__PROBLEM STATEMENT__
Each line that holds the word "सफलत" counts once; report how many lines do so and nothing else.

__Saved entries__
##############################

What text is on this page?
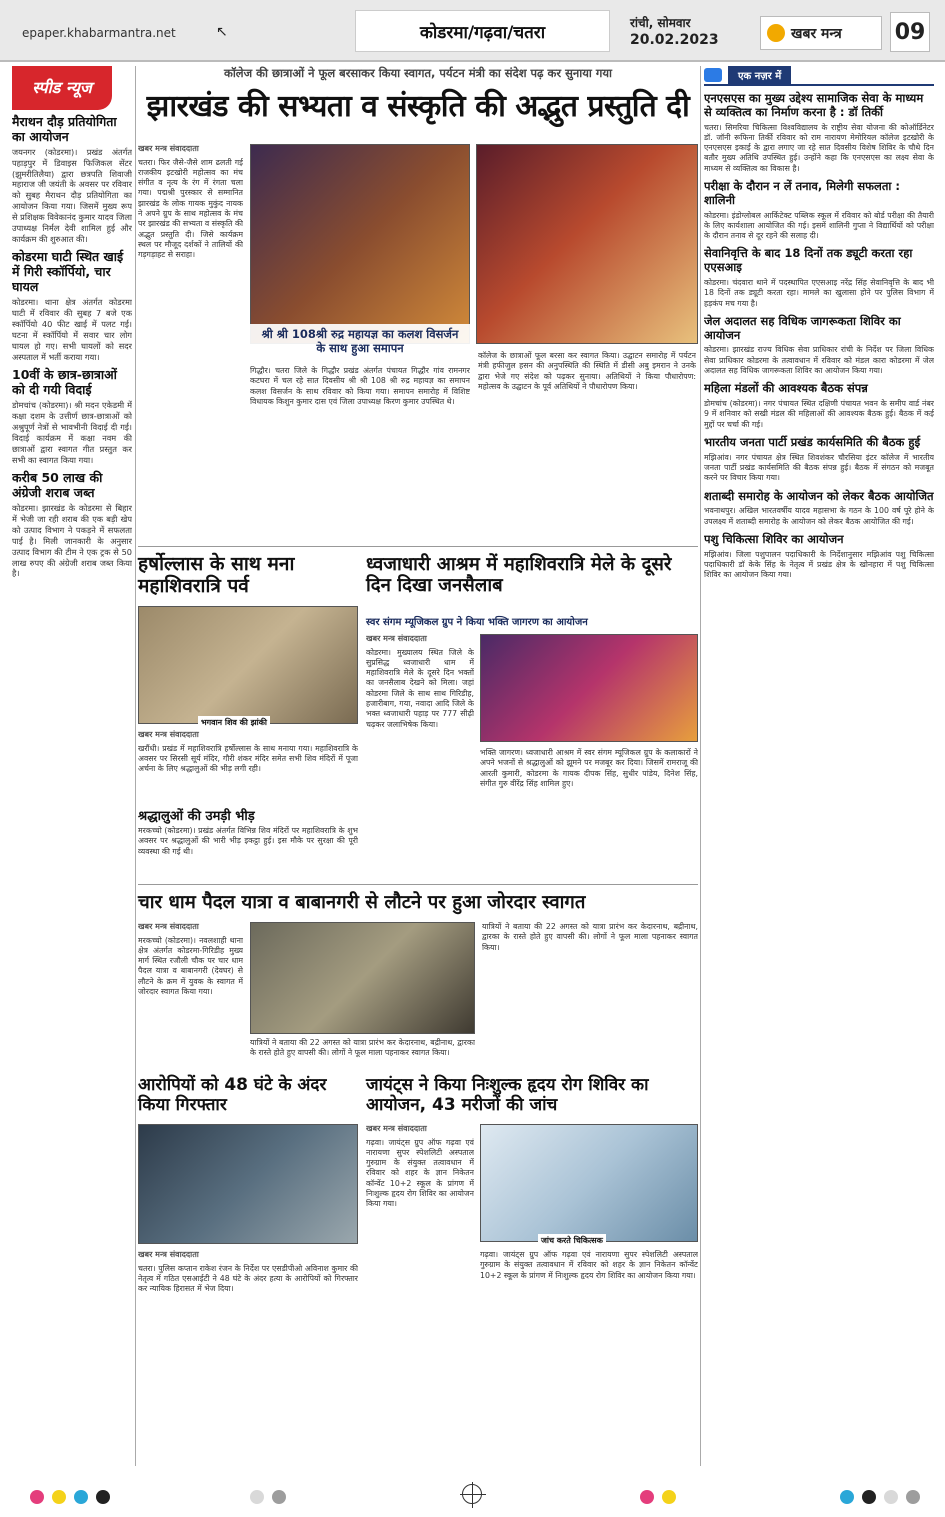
epaper.khabarmantra.net	↖	कोडरमा/गढ़वा/चतरा	रांची, सोमवार
20.02.2023	खबर मन्त्र 09
स्पीड न्यूज
मैराथन दौड़ प्रतियोगिता का आयोजन
जयनगर (कोडरमा)। प्रखंड अंतर्गत पहाड़पुर में डिवाइस फिजिकल सेंटर (झुमरीतिलैया) द्वारा छत्रपति शिवाजी महाराज जी जयंती के अवसर पर रविवार को सुबह मैराथन दौड़ प्रतियोगिता का आयोजन किया गया। जिसमें मुख्य रूप से प्रशिक्षक विवेकानंद कुमार यादव जिला उपाध्यक्ष निर्मल देवी शामिल हुई और कार्यक्रम की शुरुआत की।
कोडरमा घाटी स्थित खाई में गिरी स्कॉर्पियो, चार घायल
कोडरमा। थाना क्षेत्र अंतर्गत कोडरमा घाटी में रविवार की सुबह 7 बजे एक स्कॉर्पियो 40 फीट खाई में पलट गई। घटना में स्कॉर्पियो में सवार चार लोग घायल हो गए। सभी घायलों को सदर अस्पताल में भर्ती कराया गया।
10वीं के छात्र-छात्राओं को दी गयी विदाई
डोमचांच (कोडरमा)। श्री मदन एकेडमी में कक्षा दशम के उत्तीर्ण छात्र-छात्राओं को अश्रुपूर्ण नेत्रों से भावभीनी विदाई दी गई। विदाई कार्यक्रम में कक्षा नवम की छात्राओं द्वारा स्वागत गीत प्रस्तुत कर सभी का स्वागत किया गया।
करीब 50 लाख की अंग्रेजी शराब जब्त
कोडरमा। झारखंड के कोडरमा से बिहार में भेजी जा रही शराब की एक बड़ी खेप को उत्पाद विभाग ने पकड़ने में सफलता पाई है। मिली जानकारी के अनुसार उत्पाद विभाग की टीम ने एक ट्रक से 50 लाख रुपए की अंग्रेजी शराब जब्त किया है।
कॉलेज की छात्राओं ने फूल बरसाकर किया स्वागत, पर्यटन मंत्री का संदेश पढ़ कर सुनाया गया
झारखंड की सभ्यता व संस्कृति की अद्भुत प्रस्तुति दी
खबर मन्त्र संवाददाता
चतरा। फिर जैसे-जैसे शाम ढलती गई राजकीय इटखोरी महोत्सव का मंच संगीत व नृत्य के रंग में रंगता चला गया। पद्मश्री पुरस्कार से सम्मानित झारखंड के लोक गायक मुकुंद नायक ने अपने ग्रुप के साथ महोत्सव के मंच पर झारखंड की सभ्यता व संस्कृति की अद्भुत प्रस्तुति दी। जिसे कार्यक्रम स्थल पर मौजूद दर्शकों ने तालियों की गड़गड़ाहट से सराहा।
श्री श्री 108श्री रुद्र महायज्ञ का कलश विसर्जन के साथ हुआ समापन
गिद्धौर। चतरा जिले के गिद्धौर प्रखंड अंतर्गत पंचायत गिद्धौर गांव रामनगर कटघरा में चल रहे सात दिवसीय श्री श्री 108 श्री रुद्र महायज्ञ का समापन कलश विसर्जन के साथ रविवार को किया गया। समापन समारोह में विशिष्ट विधायक किशुन कुमार दास एवं जिला उपाध्यक्ष किरण कुमार उपस्थित थे।
कॉलेज के छात्राओं फूल बरसा कर स्वागत किया। उद्घाटन समारोह में पर्यटन मंत्री हफीजुल हसन की अनुपस्थिति की स्थिति में डीसी अबु इमरान ने उनके द्वारा भेजे गए संदेश को पढ़कर सुनाया। अतिथियों ने किया पौधारोपण: महोत्सव के उद्घाटन के पूर्व अतिथियों ने पौधारोपण किया।
हर्षोल्लास के साथ मना महाशिवरात्रि पर्व
भगवान शिव की झांकी
खबर मन्त्र संवाददाता
खरौंधी। प्रखंड में महाशिवरात्रि हर्षोल्लास के साथ मनाया गया। महाशिवरात्रि के अवसर पर सिरसी सूर्य मंदिर, गौरी शंकर मंदिर समेत सभी शिव मंदिरों में पूजा अर्चना के लिए श्रद्धालुओं की भीड़ लगी रही।
श्रद्धालुओं की उमड़ी भीड़
मरकच्चो (कोडरमा)। प्रखंड अंतर्गत विभिन्न शिव मंदिरों पर महाशिवरात्रि के शुभ अवसर पर श्रद्धालुओं की भारी भीड़ इकट्ठा हुई। इस मौके पर सुरक्षा की पूरी व्यवस्था की गई थी।
ध्वजाधारी आश्रम में महाशिवरात्रि मेले के दूसरे दिन दिखा जनसैलाब
स्वर संगम म्यूजिकल ग्रुप ने किया भक्ति जागरण का आयोजन
खबर मन्त्र संवाददाता
कोडरमा। मुख्यालय स्थित जिले के सुप्रसिद्ध ध्वजाधारी धाम में महाशिवरात्रि मेले के दूसरे दिन भक्तों का जनसैलाब देखने को मिला। जहां कोडरमा जिले के साथ साथ गिरिडीह, हजारीबाग, गया, नवादा आदि जिले के भक्त ध्वजाधारी पहाड़ पर 777 सीढ़ी चढ़कर जलाभिषेक किया।
भक्ति जागरण। ध्वजाधारी आश्रम में स्वर संगम म्यूजिकल ग्रुप के कलाकारों ने अपने भजनों से श्रद्धालुओं को झूमने पर मजबूर कर दिया। जिसमें रामराजू की आरती कुमारी, कोडरमा के गायक दीपक सिंह, सुधीर पांडेय, दिनेश सिंह, संगीत गुरु वीरेंद्र सिंह शामिल हुए।
चार धाम पैदल यात्रा व बाबानगरी से लौटने पर हुआ जोरदार स्वागत
खबर मन्त्र संवाददाता
मरकच्चो (कोडरमा)। नवलशाही थाना क्षेत्र अंतर्गत कोडरमा-गिरिडीह मुख्य मार्ग स्थित रजौली चौक पर चार धाम पैदल यात्रा व बाबानगरी (देवघर) से लौटने के क्रम में युवक के स्वागत में जोरदार स्वागत किया गया।
यात्रियों ने बताया की 22 अगस्त को यात्रा प्रारंभ कर केदारनाथ, बद्रीनाथ, द्वारका के रास्ते होते हुए वापसी की। लोगों ने फूल माला पहनाकर स्वागत किया।
यात्रियों ने बताया की 22 अगस्त को यात्रा प्रारंभ कर केदारनाथ, बद्रीनाथ, द्वारका के रास्ते होते हुए वापसी की। लोगों ने फूल माला पहनाकर स्वागत किया।
आरोपियों को 48 घंटे के अंदर किया गिरफ्तार
खबर मन्त्र संवाददाता
चतरा। पुलिस कप्तान राकेश रंजन के निर्देश पर एसडीपीओ अविनाश कुमार की नेतृत्व में गठित एसआईटी ने 48 घंटे के अंदर हत्या के आरोपियों को गिरफ्तार कर न्यायिक हिरासत में भेज दिया।
जायंट्स ने किया निःशुल्क हृदय रोग शिविर का आयोजन, 43 मरीजों की जांच
खबर मन्त्र संवाददाता
गढ़वा। जायंट्स ग्रुप ऑफ गढ़वा एवं नारायणा सुपर स्पेशलिटी अस्पताल गुरुग्राम के संयुक्त तत्वावधान में रविवार को शहर के ज्ञान निकेतन कॉन्वेंट 10+2 स्कूल के प्रांगण में निःशुल्क हृदय रोग शिविर का आयोजन किया गया।
जांच करते चिकित्सक
गढ़वा। जायंट्स ग्रुप ऑफ गढ़वा एवं नारायणा सुपर स्पेशलिटी अस्पताल गुरुग्राम के संयुक्त तत्वावधान में रविवार को शहर के ज्ञान निकेतन कॉन्वेंट 10+2 स्कूल के प्रांगण में निःशुल्क हृदय रोग शिविर का आयोजन किया गया।
एक नज़र में
एनएसएस का मुख्य उद्देश्य सामाजिक सेवा के माध्यम से व्यक्तित्व का निर्माण करना है : डॉ तिर्की
चतरा। सिमरिया चिकित्सा विश्वविद्यालय के राष्ट्रीय सेवा योजना की कोऑर्डिनेटर डॉ. जॉनी रूफिना तिर्की रविवार को राम नारायण मेमोरियल कॉलेज इटखोरी के एनएसएस इकाई के द्वारा लगाए जा रहे सात दिवसीय विशेष शिविर के चौथे दिन बतौर मुख्य अतिथि उपस्थित हुई। उन्होंने कहा कि एनएसएस का लक्ष्य सेवा के माध्यम से व्यक्तित्व का विकास है।
परीक्षा के दौरान न लें तनाव, मिलेगी सफलता : शालिनी
कोडरमा। इंडोग्लोबल आर्किटेक्ट पब्लिक स्कूल में रविवार को बोर्ड परीक्षा की तैयारी के लिए कार्यशाला आयोजित की गई। इसमें शालिनी गुप्ता ने विद्यार्थियों को परीक्षा के दौरान तनाव से दूर रहने की सलाह दी।
सेवानिवृत्ति के बाद 18 दिनों तक ड्यूटी करता रहा एएसआइ
कोडरमा। चंदवारा थाने में पदस्थापित एएसआइ नरेंद्र सिंह सेवानिवृत्ति के बाद भी 18 दिनों तक ड्यूटी करता रहा। मामले का खुलासा होने पर पुलिस विभाग में हड़कंप मच गया है।
जेल अदालत सह विधिक जागरूकता शिविर का आयोजन
कोडरमा। झारखंड राज्य विधिक सेवा प्राधिकार रांची के निर्देश पर जिला विधिक सेवा प्राधिकार कोडरमा के तत्वावधान में रविवार को मंडल कारा कोडरमा में जेल अदालत सह विधिक जागरूकता शिविर का आयोजन किया गया।
महिला मंडलों की आवश्यक बैठक संपन्न
डोमचांच (कोडरमा)। नगर पंचायत स्थित दक्षिणी पंचायत भवन के समीप वार्ड नंबर 9 में शनिवार को सखी मंडल की महिलाओं की आवश्यक बैठक हुई। बैठक में कई मुद्दों पर चर्चा की गई।
भारतीय जनता पार्टी प्रखंड कार्यसमिति की बैठक हुई
मझिआंव। नगर पंचायत क्षेत्र स्थित शिवशंकर चौरसिया इंटर कॉलेज में भारतीय जनता पार्टी प्रखंड कार्यसमिति की बैठक संपन्न हुई। बैठक में संगठन को मजबूत करने पर विचार किया गया।
शताब्दी समारोह के आयोजन को लेकर बैठक आयोजित
भवनाथपुर। अखिल भारतवर्षीय यादव महासभा के गठन के 100 वर्ष पूरे होने के उपलक्ष्य में शताब्दी समारोह के आयोजन को लेकर बैठक आयोजित की गई।
पशु चिकित्सा शिविर का आयोजन
मझिआंव। जिला पशुपालन पदाधिकारी के निर्देशानुसार मझिआंव पशु चिकित्सा पदाधिकारी डॉ केके सिंह के नेतृत्व में प्रखंड क्षेत्र के खोनहारा में पशु चिकित्सा शिविर का आयोजन किया गया।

##############################

__EXERCISE ANSWER__
2